What the task requires =>
Emit the entire listing verbatim.

[Start of Records supplied]

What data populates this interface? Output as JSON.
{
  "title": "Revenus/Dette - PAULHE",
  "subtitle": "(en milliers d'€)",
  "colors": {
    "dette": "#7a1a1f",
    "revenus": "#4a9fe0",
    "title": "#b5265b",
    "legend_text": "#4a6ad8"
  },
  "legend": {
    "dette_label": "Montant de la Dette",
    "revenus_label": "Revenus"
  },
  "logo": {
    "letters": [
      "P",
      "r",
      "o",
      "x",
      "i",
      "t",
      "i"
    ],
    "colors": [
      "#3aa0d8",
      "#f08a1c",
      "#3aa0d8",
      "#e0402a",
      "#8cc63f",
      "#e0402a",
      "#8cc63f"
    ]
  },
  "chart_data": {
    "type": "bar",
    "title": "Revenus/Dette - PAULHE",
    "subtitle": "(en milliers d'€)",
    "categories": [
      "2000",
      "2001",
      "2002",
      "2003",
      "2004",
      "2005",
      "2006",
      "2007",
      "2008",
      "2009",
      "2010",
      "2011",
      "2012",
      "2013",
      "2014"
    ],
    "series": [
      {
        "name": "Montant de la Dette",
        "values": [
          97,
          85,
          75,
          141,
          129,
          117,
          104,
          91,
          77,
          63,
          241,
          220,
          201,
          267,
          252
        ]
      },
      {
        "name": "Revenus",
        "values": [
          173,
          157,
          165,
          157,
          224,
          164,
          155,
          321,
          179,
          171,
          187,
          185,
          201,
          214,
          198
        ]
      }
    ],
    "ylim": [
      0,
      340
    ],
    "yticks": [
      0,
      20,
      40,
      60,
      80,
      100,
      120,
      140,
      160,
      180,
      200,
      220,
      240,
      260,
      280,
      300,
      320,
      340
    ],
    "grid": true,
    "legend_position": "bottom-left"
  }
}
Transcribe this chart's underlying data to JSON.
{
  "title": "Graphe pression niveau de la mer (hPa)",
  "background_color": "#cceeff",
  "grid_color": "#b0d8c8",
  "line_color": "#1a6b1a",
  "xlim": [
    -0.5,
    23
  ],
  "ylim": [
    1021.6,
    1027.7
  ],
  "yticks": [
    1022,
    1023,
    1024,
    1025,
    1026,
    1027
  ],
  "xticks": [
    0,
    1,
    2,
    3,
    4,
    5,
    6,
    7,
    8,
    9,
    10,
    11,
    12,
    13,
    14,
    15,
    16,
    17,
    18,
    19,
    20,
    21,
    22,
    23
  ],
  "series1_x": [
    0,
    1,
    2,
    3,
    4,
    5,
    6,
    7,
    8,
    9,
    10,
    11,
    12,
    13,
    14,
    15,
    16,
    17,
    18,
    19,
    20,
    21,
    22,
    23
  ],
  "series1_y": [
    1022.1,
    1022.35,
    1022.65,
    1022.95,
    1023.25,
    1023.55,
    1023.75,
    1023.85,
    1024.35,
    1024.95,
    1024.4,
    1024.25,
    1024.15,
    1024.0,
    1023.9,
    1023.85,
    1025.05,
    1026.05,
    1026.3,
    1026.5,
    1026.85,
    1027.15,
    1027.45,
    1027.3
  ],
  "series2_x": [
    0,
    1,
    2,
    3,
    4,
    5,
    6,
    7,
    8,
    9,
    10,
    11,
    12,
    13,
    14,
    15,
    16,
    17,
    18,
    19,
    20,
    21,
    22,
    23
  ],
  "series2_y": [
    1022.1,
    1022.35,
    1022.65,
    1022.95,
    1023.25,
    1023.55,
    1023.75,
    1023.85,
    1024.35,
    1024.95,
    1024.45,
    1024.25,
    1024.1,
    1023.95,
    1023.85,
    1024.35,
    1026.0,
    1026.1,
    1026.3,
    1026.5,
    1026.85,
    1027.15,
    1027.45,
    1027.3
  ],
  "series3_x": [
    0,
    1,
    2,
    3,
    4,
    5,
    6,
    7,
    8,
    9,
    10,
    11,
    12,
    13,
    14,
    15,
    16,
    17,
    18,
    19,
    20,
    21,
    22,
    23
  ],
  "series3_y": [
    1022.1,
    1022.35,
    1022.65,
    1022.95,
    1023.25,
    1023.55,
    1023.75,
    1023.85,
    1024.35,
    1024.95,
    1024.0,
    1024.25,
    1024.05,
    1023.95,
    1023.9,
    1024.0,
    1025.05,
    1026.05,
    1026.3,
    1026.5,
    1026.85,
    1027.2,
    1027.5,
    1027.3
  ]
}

[End of Records supplied]

Finished exercise =>
What data populates this interface? Output as JSON.
{
  "title": "Revenus/Dette - PAULHE",
  "subtitle": "(en milliers d'€)",
  "colors": {
    "dette": "#7a1a1f",
    "revenus": "#4a9fe0",
    "title": "#b5265b",
    "legend_text": "#4a6ad8"
  },
  "legend": {
    "dette_label": "Montant de la Dette",
    "revenus_label": "Revenus"
  },
  "logo": {
    "letters": [
      "P",
      "r",
      "o",
      "x",
      "i",
      "t",
      "i"
    ],
    "colors": [
      "#3aa0d8",
      "#f08a1c",
      "#3aa0d8",
      "#e0402a",
      "#8cc63f",
      "#e0402a",
      "#8cc63f"
    ]
  },
  "chart_data": {
    "type": "bar",
    "title": "Revenus/Dette - PAULHE",
    "subtitle": "(en milliers d'€)",
    "categories": [
      "2000",
      "2001",
      "2002",
      "2003",
      "2004",
      "2005",
      "2006",
      "2007",
      "2008",
      "2009",
      "2010",
      "2011",
      "2012",
      "2013",
      "2014"
    ],
    "series": [
      {
        "name": "Montant de la Dette",
        "values": [
          97,
          85,
          75,
          141,
          129,
          117,
          104,
          91,
          77,
          63,
          241,
          220,
          201,
          267,
          252
        ]
      },
      {
        "name": "Revenus",
        "values": [
          173,
          157,
          165,
          157,
          224,
          164,
          155,
          321,
          179,
          171,
          187,
          185,
          201,
          214,
          198
        ]
      }
    ],
    "ylim": [
      0,
      340
    ],
    "yticks": [
      0,
      20,
      40,
      60,
      80,
      100,
      120,
      140,
      160,
      180,
      200,
      220,
      240,
      260,
      280,
      300,
      320,
      340
    ],
    "grid": true,
    "legend_position": "bottom-left"
  }
}
Transcribe this chart's underlying data to JSON.
{
  "title": "Graphe pression niveau de la mer (hPa)",
  "background_color": "#cceeff",
  "grid_color": "#b0d8c8",
  "line_color": "#1a6b1a",
  "xlim": [
    -0.5,
    23
  ],
  "ylim": [
    1021.6,
    1027.7
  ],
  "yticks": [
    1022,
    1023,
    1024,
    1025,
    1026,
    1027
  ],
  "xticks": [
    0,
    1,
    2,
    3,
    4,
    5,
    6,
    7,
    8,
    9,
    10,
    11,
    12,
    13,
    14,
    15,
    16,
    17,
    18,
    19,
    20,
    21,
    22,
    23
  ],
  "series1_x": [
    0,
    1,
    2,
    3,
    4,
    5,
    6,
    7,
    8,
    9,
    10,
    11,
    12,
    13,
    14,
    15,
    16,
    17,
    18,
    19,
    20,
    21,
    22,
    23
  ],
  "series1_y": [
    1022.1,
    1022.35,
    1022.65,
    1022.95,
    1023.25,
    1023.55,
    1023.75,
    1023.85,
    1024.35,
    1024.95,
    1024.4,
    1024.25,
    1024.15,
    1024.0,
    1023.9,
    1023.85,
    1025.05,
    1026.05,
    1026.3,
    1026.5,
    1026.85,
    1027.15,
    1027.45,
    1027.3
  ],
  "series2_x": [
    0,
    1,
    2,
    3,
    4,
    5,
    6,
    7,
    8,
    9,
    10,
    11,
    12,
    13,
    14,
    15,
    16,
    17,
    18,
    19,
    20,
    21,
    22,
    23
  ],
  "series2_y": [
    1022.1,
    1022.35,
    1022.65,
    1022.95,
    1023.25,
    1023.55,
    1023.75,
    1023.85,
    1024.35,
    1024.95,
    1024.45,
    1024.25,
    1024.1,
    1023.95,
    1023.85,
    1024.35,
    1026.0,
    1026.1,
    1026.3,
    1026.5,
    1026.85,
    1027.15,
    1027.45,
    1027.3
  ],
  "series3_x": [
    0,
    1,
    2,
    3,
    4,
    5,
    6,
    7,
    8,
    9,
    10,
    11,
    12,
    13,
    14,
    15,
    16,
    17,
    18,
    19,
    20,
    21,
    22,
    23
  ],
  "series3_y": [
    1022.1,
    1022.35,
    1022.65,
    1022.95,
    1023.25,
    1023.55,
    1023.75,
    1023.85,
    1024.35,
    1024.95,
    1024.0,
    1024.25,
    1024.05,
    1023.95,
    1023.9,
    1024.0,
    1025.05,
    1026.05,
    1026.3,
    1026.5,
    1026.85,
    1027.2,
    1027.5,
    1027.3
  ]
}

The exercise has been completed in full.